- [Objective]: Give every line back verbatim, dropping all images.

- [Entries from a dataset]:
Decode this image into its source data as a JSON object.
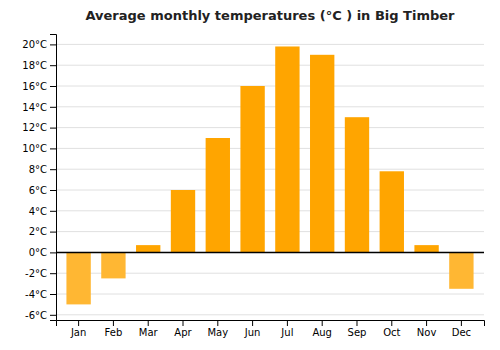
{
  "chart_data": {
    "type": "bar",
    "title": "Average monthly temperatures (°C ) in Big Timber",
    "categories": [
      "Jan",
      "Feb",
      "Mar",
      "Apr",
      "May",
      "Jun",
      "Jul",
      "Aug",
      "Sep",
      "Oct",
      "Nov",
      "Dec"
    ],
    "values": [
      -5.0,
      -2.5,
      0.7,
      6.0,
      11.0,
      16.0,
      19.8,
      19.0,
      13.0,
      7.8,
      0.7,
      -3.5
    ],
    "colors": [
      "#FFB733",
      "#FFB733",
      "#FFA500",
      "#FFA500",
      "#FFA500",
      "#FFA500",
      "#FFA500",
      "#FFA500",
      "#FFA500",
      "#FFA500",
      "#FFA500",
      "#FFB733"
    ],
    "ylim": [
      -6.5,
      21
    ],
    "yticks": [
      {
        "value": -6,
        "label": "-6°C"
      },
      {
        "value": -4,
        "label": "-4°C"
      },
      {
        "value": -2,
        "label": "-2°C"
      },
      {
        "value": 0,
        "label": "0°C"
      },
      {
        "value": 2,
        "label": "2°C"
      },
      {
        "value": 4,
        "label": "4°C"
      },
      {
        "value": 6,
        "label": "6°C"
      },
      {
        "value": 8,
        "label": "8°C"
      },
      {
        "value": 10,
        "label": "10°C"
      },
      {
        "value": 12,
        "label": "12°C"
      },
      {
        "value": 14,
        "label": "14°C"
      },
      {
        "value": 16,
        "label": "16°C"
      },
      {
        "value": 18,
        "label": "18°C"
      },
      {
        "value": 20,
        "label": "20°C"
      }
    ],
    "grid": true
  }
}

- [Correct output]:
Decode this image into its source data as a JSON object.
{
  "chart_data": {
    "type": "bar",
    "title": "Average monthly temperatures (°C ) in Big Timber",
    "categories": [
      "Jan",
      "Feb",
      "Mar",
      "Apr",
      "May",
      "Jun",
      "Jul",
      "Aug",
      "Sep",
      "Oct",
      "Nov",
      "Dec"
    ],
    "values": [
      -5.0,
      -2.5,
      0.7,
      6.0,
      11.0,
      16.0,
      19.8,
      19.0,
      13.0,
      7.8,
      0.7,
      -3.5
    ],
    "colors": [
      "#FFB733",
      "#FFB733",
      "#FFA500",
      "#FFA500",
      "#FFA500",
      "#FFA500",
      "#FFA500",
      "#FFA500",
      "#FFA500",
      "#FFA500",
      "#FFA500",
      "#FFB733"
    ],
    "ylim": [
      -6.5,
      21
    ],
    "yticks": [
      {
        "value": -6,
        "label": "-6°C"
      },
      {
        "value": -4,
        "label": "-4°C"
      },
      {
        "value": -2,
        "label": "-2°C"
      },
      {
        "value": 0,
        "label": "0°C"
      },
      {
        "value": 2,
        "label": "2°C"
      },
      {
        "value": 4,
        "label": "4°C"
      },
      {
        "value": 6,
        "label": "6°C"
      },
      {
        "value": 8,
        "label": "8°C"
      },
      {
        "value": 10,
        "label": "10°C"
      },
      {
        "value": 12,
        "label": "12°C"
      },
      {
        "value": 14,
        "label": "14°C"
      },
      {
        "value": 16,
        "label": "16°C"
      },
      {
        "value": 18,
        "label": "18°C"
      },
      {
        "value": 20,
        "label": "20°C"
      }
    ],
    "grid": true
  }
}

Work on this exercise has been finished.